* **WHAT YOU NEED TO DO**
How many lines of the records below contain the word "name"? Answer with the number alone.

Lines of data:
···
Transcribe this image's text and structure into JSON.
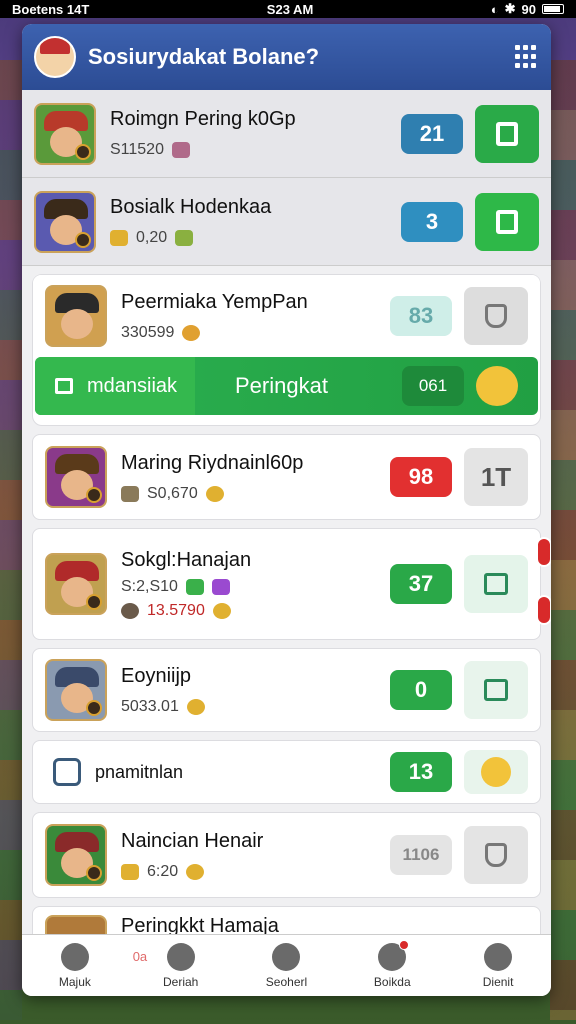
{
  "status_bar": {
    "carrier": "Boetens 14T",
    "time": "S23 AM",
    "battery": "90"
  },
  "header": {
    "title": "Sosiurydakat Bolane?"
  },
  "players": [
    {
      "name": "Roimgn Pering k0Gp",
      "sub": "S11520",
      "rank": "21",
      "rank_color": "#2f7fb0",
      "action_color": "#2aaa48",
      "dim": true
    },
    {
      "name": "Bosialk Hodenkaa",
      "sub": "0,20",
      "rank": "3",
      "rank_color": "#2f8fc0",
      "action_color": "#2eb848",
      "dim": true
    },
    {
      "name": "Peermiaka YempPan",
      "sub": "330599",
      "rank": "83",
      "rank_color": "#cfeee8",
      "action_color": "#dddddd",
      "dim": false
    },
    {
      "name": "Maring Riydnainl60p",
      "sub": "S0,670",
      "rank": "98",
      "rank_color": "#e23030",
      "action_color": "#e4e4e4",
      "action_text": "1T",
      "dim": false
    },
    {
      "name": "Sokgl:Hanajan",
      "sub": "S:2,S10",
      "sub2": "13.5790",
      "rank": "37",
      "rank_color": "#2aa848",
      "action_color": "#e4f4ea",
      "dim": false
    },
    {
      "name": "Eoyniijp",
      "sub": "5033.01",
      "rank": "0",
      "rank_color": "#2aa848",
      "action_color": "#e8f4ec",
      "dim": false
    },
    {
      "name": "Naincian Henair",
      "sub": "6:20",
      "rank": "1106",
      "rank_color": "#e4e4e4",
      "action_color": "#e4e4e4",
      "dim": false
    },
    {
      "name": "Peringkkt Hamaja",
      "sub": "",
      "rank": "",
      "dim": false
    }
  ],
  "expanded_bar": {
    "tab1": "mdansiiak",
    "tab2": "Peringkat",
    "count": "061"
  },
  "simple_row": {
    "label": "pnamitnlan",
    "count": "13"
  },
  "nav": [
    {
      "label": "Majuk",
      "badge": false
    },
    {
      "label": "Deriah",
      "badge": false
    },
    {
      "label": "Seoherl",
      "badge": false
    },
    {
      "label": "Boikda",
      "badge": true
    },
    {
      "label": "Dienit",
      "badge": false
    }
  ],
  "nav_extra": "0a",
  "colors": {
    "header": "#2c4c94",
    "green": "#2cb050",
    "red": "#e23030"
  }
}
···
* **THE ANSWER**
8